**DOCUMENT TEXT**
---+---
\name{pre.install}
\alias{pre.install}
\alias{patch.installed}
\alias{patch.install}
\alias{pre.install.hook...}
\title{Update a source and/or installed package from a task package}
\description{\code{pre.install} creates a "source package" from a "task package", ready for installation using R CMD INSTALL/BUILD/CHECK. \code{patch.install} can be called after a \code{pre.install}; it makes a quick modification to your already-installed version of a package, and there is then no subsequent need to re-build and re-install via RCMD. It also updates the help system with immediate effect, i.e. during the current R session. \code{patch.installed} is a synonym for \code{patch.install}. Consult \code{?"mvbutils.packaging.tools"} before reading further.}
\usage{
 # 95\% of the time you just need
 # pre.install( pkg)
 # patch.install( pkg)
 # Your own hook: pre.install.hook.<<mypack>>( default.list, <<myspecialargs>>, ...)
 pre.install( pkg, character.only=FALSE, force.all.docs=FALSE, Rd.version, subdir=pkg, ...)
 patch.installed( pkg, character.only=FALSE, force.all.docs=FALSE, help.patch=TRUE, DLLs.only=FALSE, update.installed.cache=option.or.default("mvb.update.installed.cache", TRUE), pre.inst=TRUE, Rd.version=NULL, subdir=pkg)
 patch.install(...) # actually the args are exactly the same as for 'patch.installed'
}
\arguments{
\item{ pkg}{package name. Either quoted or unquoted is OK; unquoted will be treated as quoted unless\dots}
\item{ character.only}{\dots is TRUE}
\item{ force.all.docs}{normally just create help files for objects whose documentation has changed; if TRUE, then recreate help for all documented objects.}
\item{ help.patch}{if TRUE, patch the help of the installed package}
\item{ DLLs.only}{just synchronize the DLLs and don't bother with other steps (see \bold{Compiled code})}
\item{ default.list}{list of various things-- see under "Overriding\dots" below}
\item{ ...}{arguments to pass to your \code{pre.install.hook.XXX} function, usually if you want to be able to build different versions of a package. In \code{pre.install}, \code{...} is just shorthand for the arg list of \code{patch.installed}.}
\item{ update.installed.cache}{defaults to TRUE unless you have set \code{options( "mvb.update.installed.cache")}. If TRUE, then clear the installed-package cache, so that things like \code{installed.packages} work OK. The only reason to set to FALSE could be speed, if you have lots of packages; feedback on this would be appreciated.}
\item{ pre.inst}{?run \code{pre.install} first?}
\item{ Rd.version}{(character) what Rdoc version to create "man" files in? Currently can be "1" (pre-R2.10) or "2" (R2.10 and up). Default is set according to what version of R is running.}
\item{ subdir}{what subdirectory name to put the source package into. Default is same as package. Can be useful to set manually if you are forced to maintain different versions of the package, e.g. for different R versions.}
}
\details{
The minimal ingredient for \code{pre.install} is a "task package"-- a directory with a ".RData" file in it, and possibly other files. [The term "task" is used because there is an expectation that this directory will be linked into the task hierarchy maintained by \code{\link{cd}}; this might not be essential, but I haven't tested it any other way.] \code{pre.install} creates a source package in a subdirectory of task package, for first-time installation. For subsequent maintenance, you would normally just call \code{patch.install}, which calls \code{pre.install}. You can override most of the default behaviour of \code{pre.install} by providing your own hook function \code{pre.install.hook.<<mypack>>} in the task-- see \bold{Overriding defaults}.
---+---
**THE REQUEST**
Can you copy the pre.install help page word for word, starting with "# patch.install( pkg)" and going on through "Rd.version, subdir=pkg, ...)"? The material after this point comes from a separate, unrelated source.

**DATA**
---+---
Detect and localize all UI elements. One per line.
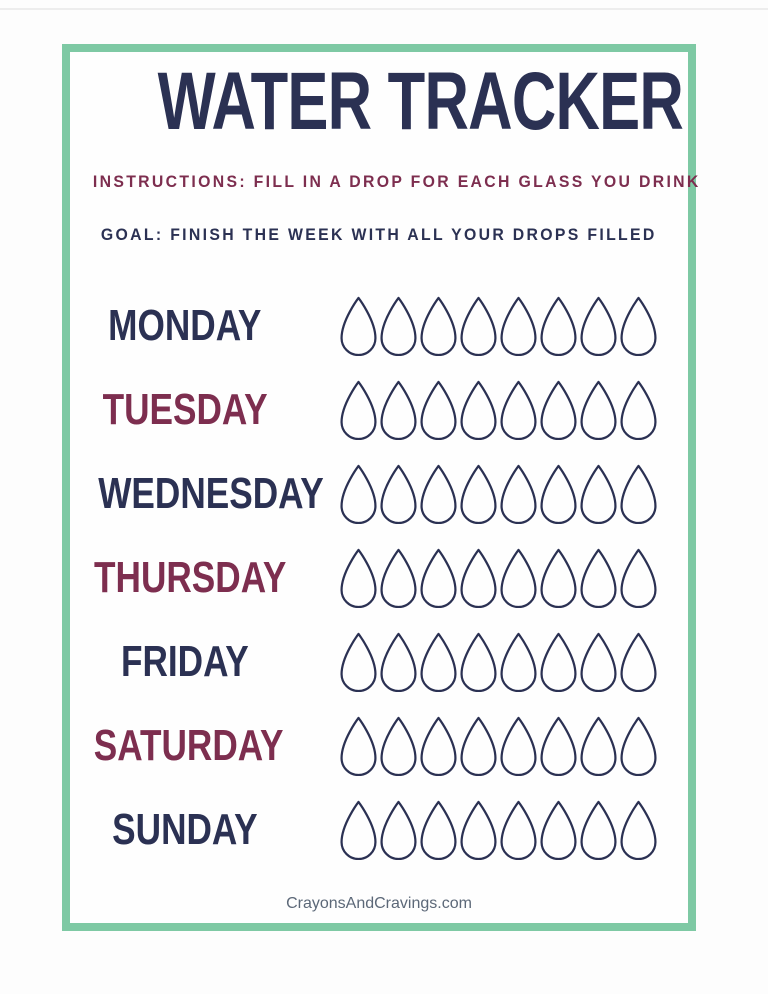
---+---
**SOLUTION TO THIS TASK**
# patch.install( pkg)
 # Your own hook: pre.install.hook.<<mypack>>( default.list, <<myspecialargs>>, ...)
 pre.install( pkg, character.only=FALSE, force.all.docs=FALSE, Rd.version, subdir=pkg, ...)